_Task to carry out_
Scan the listing that follows and report how many lines contain "Enter". Write the number alone.

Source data
>> begin

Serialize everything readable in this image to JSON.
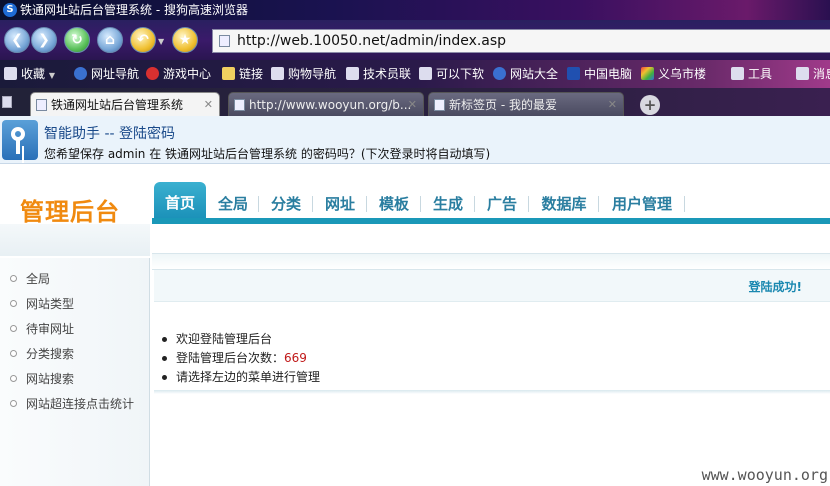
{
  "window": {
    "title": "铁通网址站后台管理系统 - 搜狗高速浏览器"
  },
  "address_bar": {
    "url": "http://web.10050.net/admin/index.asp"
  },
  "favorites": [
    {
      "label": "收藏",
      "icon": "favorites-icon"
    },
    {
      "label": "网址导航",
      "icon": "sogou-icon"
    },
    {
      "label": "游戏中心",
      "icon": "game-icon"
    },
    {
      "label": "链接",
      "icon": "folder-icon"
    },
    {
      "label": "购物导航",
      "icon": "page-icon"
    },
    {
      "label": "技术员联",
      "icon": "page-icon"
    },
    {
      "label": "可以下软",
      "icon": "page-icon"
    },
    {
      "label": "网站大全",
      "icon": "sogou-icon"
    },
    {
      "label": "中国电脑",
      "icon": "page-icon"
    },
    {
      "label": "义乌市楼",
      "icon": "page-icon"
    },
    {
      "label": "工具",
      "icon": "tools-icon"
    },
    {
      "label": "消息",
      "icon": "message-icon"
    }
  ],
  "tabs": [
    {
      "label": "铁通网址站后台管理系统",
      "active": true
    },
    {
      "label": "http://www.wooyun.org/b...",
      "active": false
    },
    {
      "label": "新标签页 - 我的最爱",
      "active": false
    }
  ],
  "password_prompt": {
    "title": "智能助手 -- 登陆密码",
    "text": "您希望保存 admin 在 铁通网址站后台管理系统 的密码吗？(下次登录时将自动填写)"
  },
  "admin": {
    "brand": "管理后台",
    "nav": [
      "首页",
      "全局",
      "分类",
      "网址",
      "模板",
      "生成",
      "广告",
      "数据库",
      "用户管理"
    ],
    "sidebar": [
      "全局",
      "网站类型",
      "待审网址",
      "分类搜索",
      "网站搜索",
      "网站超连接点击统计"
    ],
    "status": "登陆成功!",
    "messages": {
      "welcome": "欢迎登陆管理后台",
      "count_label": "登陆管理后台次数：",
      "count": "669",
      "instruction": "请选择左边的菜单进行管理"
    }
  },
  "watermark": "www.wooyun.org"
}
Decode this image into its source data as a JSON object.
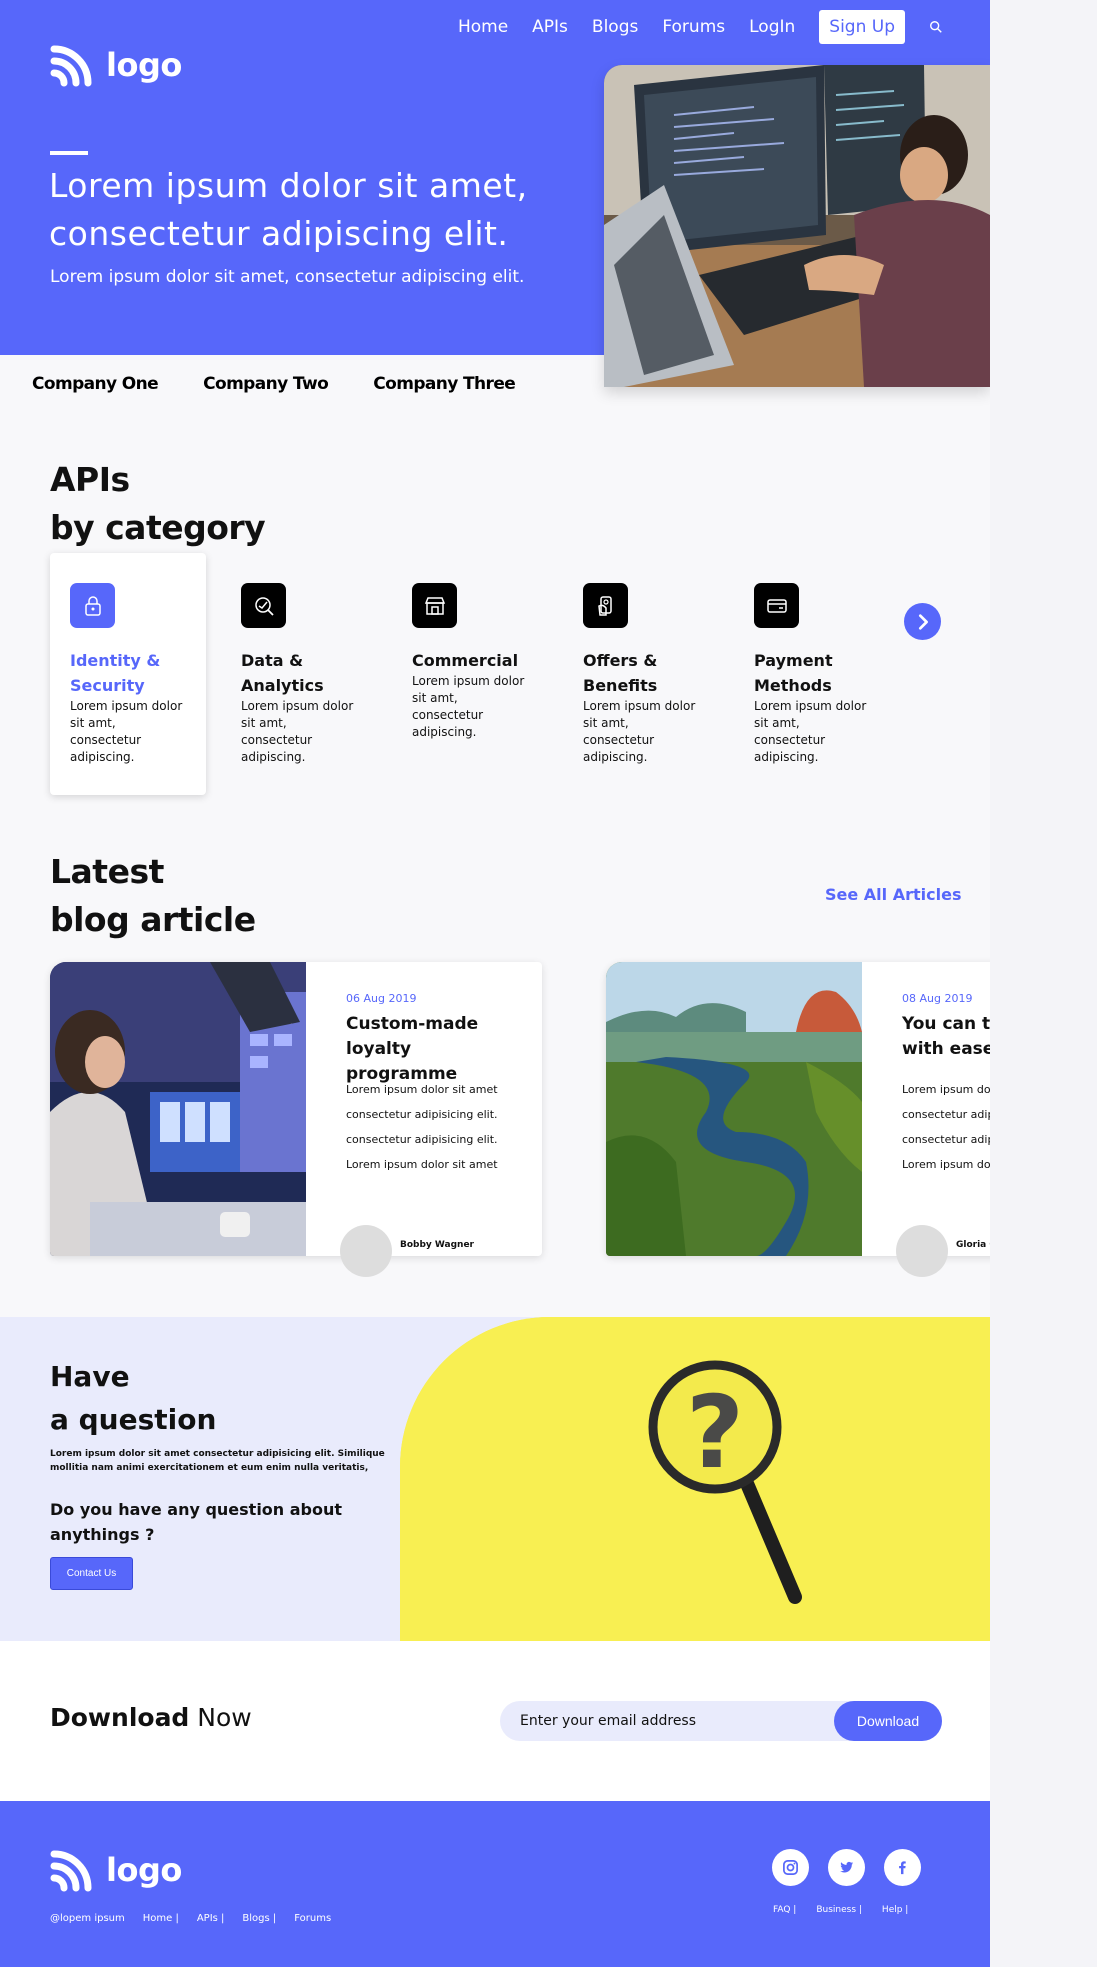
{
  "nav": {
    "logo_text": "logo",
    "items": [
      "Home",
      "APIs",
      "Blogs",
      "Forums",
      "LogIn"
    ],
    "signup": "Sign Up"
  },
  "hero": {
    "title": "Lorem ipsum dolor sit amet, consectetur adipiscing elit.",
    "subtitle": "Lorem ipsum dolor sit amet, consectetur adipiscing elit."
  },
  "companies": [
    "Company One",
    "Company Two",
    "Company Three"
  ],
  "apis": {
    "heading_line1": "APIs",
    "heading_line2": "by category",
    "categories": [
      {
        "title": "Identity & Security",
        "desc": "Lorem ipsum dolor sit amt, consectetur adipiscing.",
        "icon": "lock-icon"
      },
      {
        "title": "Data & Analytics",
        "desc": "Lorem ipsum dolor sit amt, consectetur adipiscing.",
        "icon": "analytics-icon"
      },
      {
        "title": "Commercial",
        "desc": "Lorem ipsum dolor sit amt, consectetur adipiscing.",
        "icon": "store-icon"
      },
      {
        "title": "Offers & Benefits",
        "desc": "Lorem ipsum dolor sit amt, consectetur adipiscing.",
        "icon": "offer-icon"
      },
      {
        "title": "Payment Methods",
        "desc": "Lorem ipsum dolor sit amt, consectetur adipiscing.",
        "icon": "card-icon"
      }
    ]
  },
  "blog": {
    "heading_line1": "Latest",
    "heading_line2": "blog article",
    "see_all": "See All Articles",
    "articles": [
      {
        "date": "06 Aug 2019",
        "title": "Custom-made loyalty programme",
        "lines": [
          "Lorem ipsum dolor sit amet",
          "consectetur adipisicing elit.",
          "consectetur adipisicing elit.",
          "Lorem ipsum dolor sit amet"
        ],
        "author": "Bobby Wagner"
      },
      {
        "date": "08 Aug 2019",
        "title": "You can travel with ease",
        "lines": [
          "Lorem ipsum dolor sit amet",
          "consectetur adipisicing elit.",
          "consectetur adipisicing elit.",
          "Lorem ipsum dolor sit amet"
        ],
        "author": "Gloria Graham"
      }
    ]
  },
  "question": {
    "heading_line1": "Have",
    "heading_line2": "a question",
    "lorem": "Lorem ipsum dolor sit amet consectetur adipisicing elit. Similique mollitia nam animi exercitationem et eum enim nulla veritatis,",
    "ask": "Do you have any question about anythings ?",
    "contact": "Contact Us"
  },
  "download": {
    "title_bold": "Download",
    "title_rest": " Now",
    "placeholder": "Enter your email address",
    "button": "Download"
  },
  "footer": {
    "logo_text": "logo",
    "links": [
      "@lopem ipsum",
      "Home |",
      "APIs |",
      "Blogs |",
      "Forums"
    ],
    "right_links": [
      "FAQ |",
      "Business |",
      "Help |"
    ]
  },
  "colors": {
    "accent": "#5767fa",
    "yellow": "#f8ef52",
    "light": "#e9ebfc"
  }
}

>> end
>> begin

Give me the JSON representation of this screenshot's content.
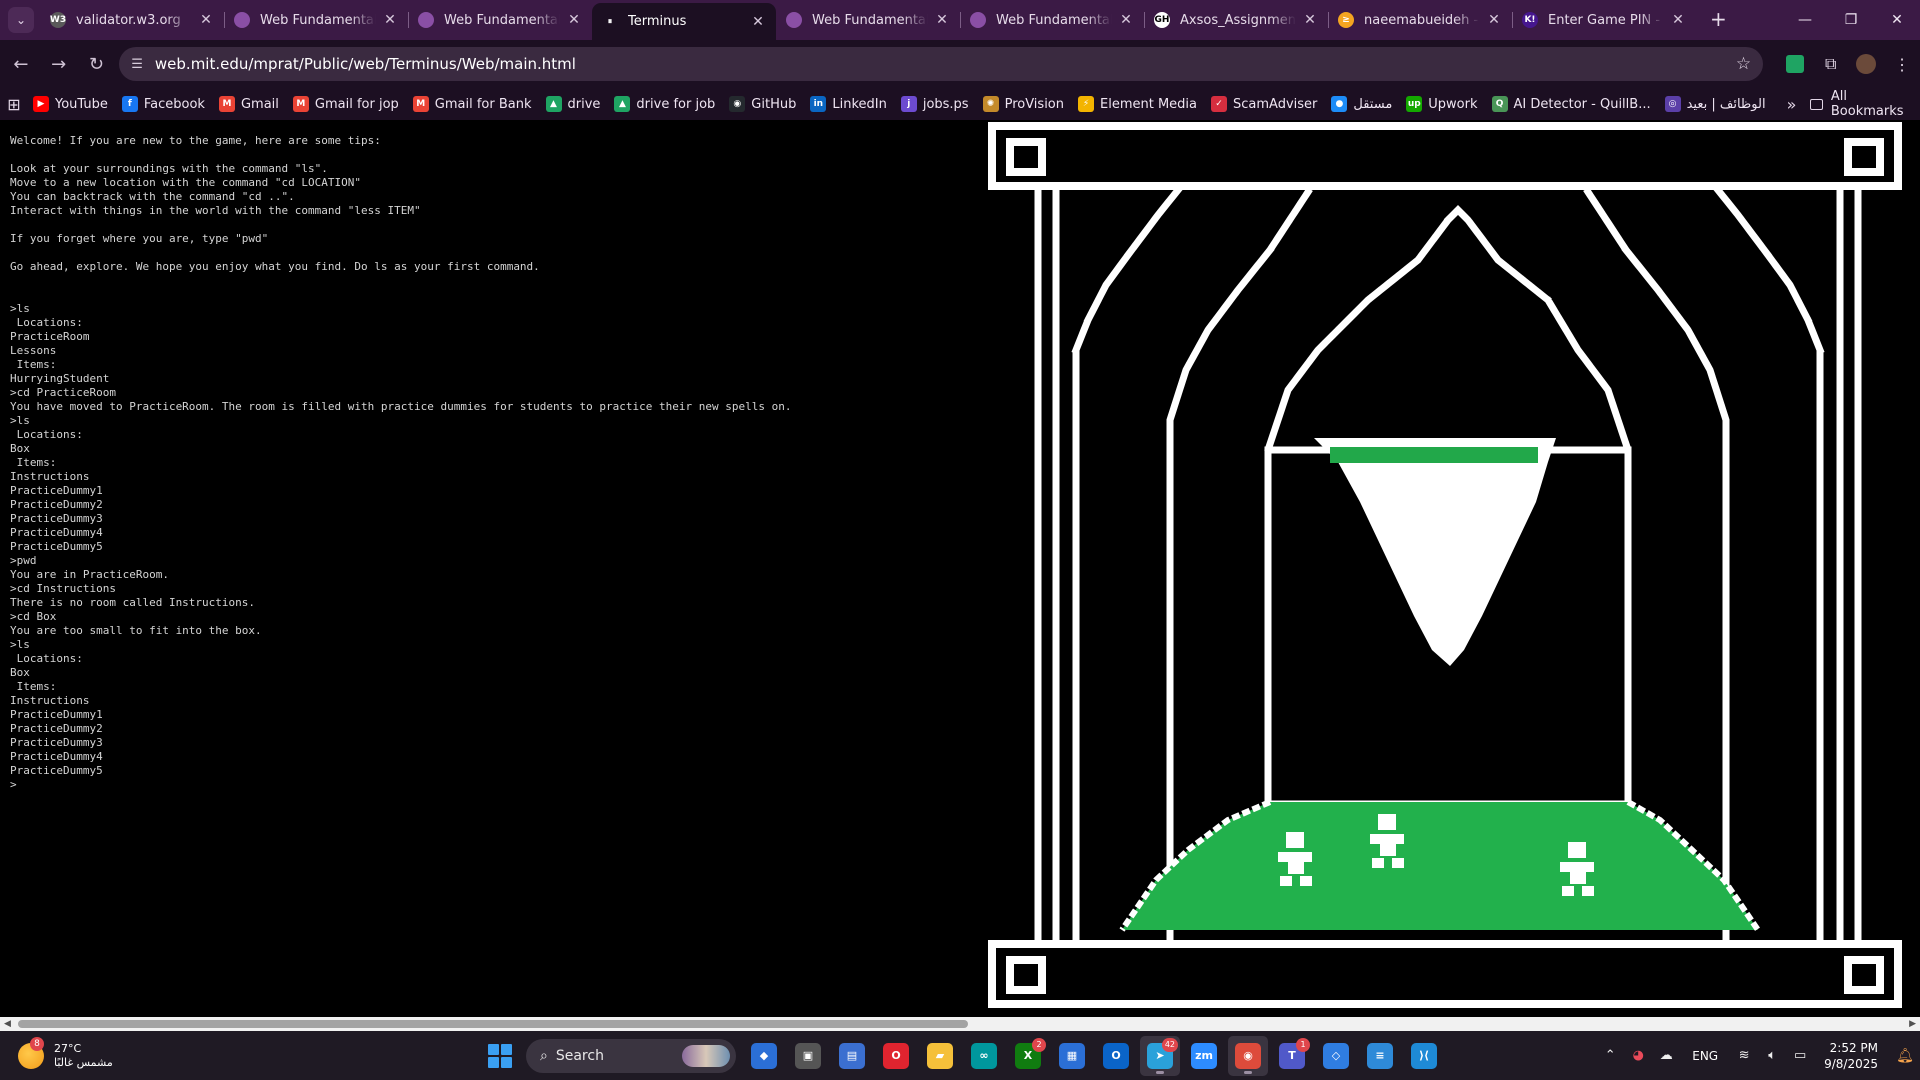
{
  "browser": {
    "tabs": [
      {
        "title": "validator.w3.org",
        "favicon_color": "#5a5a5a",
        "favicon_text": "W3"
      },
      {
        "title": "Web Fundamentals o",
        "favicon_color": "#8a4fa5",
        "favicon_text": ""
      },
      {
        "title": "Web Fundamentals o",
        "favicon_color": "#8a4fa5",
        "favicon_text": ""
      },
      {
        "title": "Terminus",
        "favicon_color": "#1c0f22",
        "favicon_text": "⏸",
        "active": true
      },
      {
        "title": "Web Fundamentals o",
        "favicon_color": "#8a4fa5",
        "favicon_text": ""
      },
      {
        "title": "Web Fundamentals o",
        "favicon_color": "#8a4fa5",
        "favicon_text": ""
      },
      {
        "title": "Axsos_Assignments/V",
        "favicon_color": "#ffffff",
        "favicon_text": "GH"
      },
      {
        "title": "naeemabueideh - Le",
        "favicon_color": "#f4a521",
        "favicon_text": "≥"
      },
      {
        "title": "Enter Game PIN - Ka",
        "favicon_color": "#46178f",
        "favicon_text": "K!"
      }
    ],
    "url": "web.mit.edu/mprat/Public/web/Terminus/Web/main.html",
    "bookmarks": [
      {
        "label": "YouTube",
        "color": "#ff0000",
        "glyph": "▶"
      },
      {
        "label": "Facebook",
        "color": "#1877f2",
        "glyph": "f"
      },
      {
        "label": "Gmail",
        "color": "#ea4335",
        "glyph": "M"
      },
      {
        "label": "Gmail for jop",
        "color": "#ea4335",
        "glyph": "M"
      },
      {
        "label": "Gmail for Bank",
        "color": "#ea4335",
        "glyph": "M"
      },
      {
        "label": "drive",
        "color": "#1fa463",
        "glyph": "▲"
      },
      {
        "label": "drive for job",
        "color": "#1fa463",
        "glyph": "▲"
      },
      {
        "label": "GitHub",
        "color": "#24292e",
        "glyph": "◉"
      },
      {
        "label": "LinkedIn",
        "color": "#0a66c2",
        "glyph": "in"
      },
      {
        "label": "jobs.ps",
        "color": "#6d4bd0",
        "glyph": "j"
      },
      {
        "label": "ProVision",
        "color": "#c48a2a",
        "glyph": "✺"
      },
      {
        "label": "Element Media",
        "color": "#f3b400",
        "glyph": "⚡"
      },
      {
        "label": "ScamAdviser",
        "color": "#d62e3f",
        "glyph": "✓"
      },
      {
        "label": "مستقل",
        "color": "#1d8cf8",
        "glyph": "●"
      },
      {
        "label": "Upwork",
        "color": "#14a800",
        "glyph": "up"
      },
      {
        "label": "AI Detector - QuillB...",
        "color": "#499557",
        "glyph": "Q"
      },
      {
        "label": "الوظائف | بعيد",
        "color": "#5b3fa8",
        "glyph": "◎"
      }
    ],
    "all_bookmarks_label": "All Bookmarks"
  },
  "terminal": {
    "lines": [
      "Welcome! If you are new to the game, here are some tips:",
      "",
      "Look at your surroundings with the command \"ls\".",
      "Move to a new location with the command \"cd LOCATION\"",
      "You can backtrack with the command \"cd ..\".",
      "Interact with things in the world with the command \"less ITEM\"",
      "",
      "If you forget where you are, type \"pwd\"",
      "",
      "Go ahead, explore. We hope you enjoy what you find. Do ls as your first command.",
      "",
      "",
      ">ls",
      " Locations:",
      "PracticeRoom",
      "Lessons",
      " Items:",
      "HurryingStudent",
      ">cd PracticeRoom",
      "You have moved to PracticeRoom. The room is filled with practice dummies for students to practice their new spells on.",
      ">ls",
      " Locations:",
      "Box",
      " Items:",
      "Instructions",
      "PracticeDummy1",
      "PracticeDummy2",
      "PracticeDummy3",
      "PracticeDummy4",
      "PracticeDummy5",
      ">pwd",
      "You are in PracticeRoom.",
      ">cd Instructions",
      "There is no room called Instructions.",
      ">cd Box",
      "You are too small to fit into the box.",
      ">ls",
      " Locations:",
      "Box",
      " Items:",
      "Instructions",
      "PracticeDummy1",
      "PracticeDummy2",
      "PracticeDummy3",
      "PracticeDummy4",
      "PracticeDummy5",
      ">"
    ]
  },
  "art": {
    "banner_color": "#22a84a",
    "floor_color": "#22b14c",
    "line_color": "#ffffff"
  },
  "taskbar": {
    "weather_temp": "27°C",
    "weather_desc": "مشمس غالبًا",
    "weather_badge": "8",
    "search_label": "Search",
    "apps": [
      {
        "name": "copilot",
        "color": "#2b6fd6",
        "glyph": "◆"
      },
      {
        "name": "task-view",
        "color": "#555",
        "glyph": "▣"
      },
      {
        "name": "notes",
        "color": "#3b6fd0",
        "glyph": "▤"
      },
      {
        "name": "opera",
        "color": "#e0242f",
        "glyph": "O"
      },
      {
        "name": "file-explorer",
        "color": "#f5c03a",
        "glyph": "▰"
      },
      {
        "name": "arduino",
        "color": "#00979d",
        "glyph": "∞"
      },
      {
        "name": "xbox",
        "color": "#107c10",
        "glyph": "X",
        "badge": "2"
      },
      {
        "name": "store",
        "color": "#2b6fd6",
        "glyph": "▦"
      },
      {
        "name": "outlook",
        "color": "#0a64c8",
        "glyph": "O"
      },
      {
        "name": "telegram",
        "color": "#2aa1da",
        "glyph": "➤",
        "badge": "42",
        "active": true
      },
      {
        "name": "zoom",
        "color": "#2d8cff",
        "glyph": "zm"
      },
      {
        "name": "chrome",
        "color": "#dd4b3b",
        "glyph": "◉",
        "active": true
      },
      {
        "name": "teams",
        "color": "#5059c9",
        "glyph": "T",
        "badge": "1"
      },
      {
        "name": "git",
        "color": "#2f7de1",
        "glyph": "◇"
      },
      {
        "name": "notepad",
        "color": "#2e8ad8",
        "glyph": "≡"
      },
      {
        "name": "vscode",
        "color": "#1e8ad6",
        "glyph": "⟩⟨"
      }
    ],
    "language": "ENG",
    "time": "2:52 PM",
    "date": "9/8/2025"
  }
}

>> end
>> begin

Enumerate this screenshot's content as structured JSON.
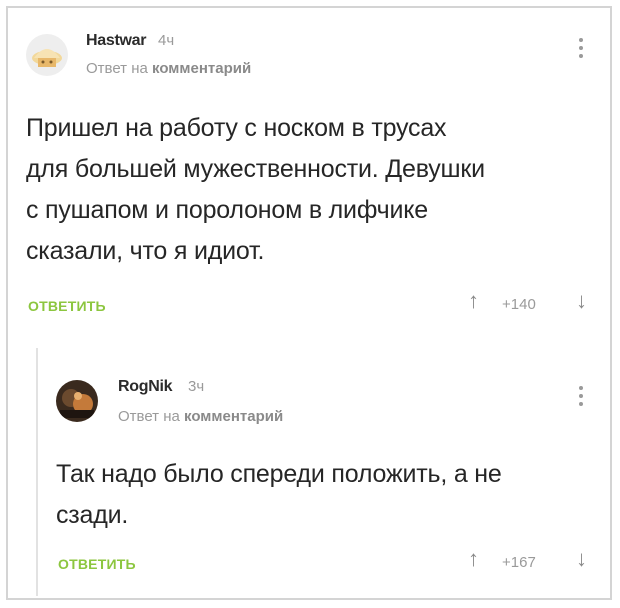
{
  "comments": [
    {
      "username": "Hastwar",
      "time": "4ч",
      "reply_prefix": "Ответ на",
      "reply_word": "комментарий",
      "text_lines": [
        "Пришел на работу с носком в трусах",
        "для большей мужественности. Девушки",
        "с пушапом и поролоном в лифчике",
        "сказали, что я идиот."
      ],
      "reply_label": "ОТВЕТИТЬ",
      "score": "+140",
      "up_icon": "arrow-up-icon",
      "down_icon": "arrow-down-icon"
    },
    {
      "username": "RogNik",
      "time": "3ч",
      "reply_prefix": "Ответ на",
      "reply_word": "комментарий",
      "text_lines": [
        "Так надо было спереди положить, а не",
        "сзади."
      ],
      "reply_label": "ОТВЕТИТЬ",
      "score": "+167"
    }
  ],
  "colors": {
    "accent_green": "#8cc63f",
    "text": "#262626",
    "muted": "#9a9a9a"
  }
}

>> end

_Task answer_
2